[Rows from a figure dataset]
****************************************

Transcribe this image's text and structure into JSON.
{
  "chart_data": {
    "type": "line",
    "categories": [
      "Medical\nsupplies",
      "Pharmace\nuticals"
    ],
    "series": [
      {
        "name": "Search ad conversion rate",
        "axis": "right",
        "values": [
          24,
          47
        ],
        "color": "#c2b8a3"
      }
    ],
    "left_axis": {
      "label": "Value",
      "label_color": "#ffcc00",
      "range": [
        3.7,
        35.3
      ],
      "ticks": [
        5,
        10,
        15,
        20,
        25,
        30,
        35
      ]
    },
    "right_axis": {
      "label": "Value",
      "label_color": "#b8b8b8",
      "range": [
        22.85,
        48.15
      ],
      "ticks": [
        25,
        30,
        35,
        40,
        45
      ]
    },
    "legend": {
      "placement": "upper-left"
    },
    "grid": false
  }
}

****************************************

GIVEN EXERCISE:
Output all preceding records character for character.

PROBLEM SOLUTION:
Transcribe this image's text and structure into JSON.
{
  "chart_data": {
    "type": "line",
    "categories": [
      "Medical\nsupplies",
      "Pharmace\nuticals"
    ],
    "series": [
      {
        "name": "Search ad conversion rate",
        "axis": "right",
        "values": [
          24,
          47
        ],
        "color": "#c2b8a3"
      }
    ],
    "left_axis": {
      "label": "Value",
      "label_color": "#ffcc00",
      "range": [
        3.7,
        35.3
      ],
      "ticks": [
        5,
        10,
        15,
        20,
        25,
        30,
        35
      ]
    },
    "right_axis": {
      "label": "Value",
      "label_color": "#b8b8b8",
      "range": [
        22.85,
        48.15
      ],
      "ticks": [
        25,
        30,
        35,
        40,
        45
      ]
    },
    "legend": {
      "placement": "upper-left"
    },
    "grid": false
  }
}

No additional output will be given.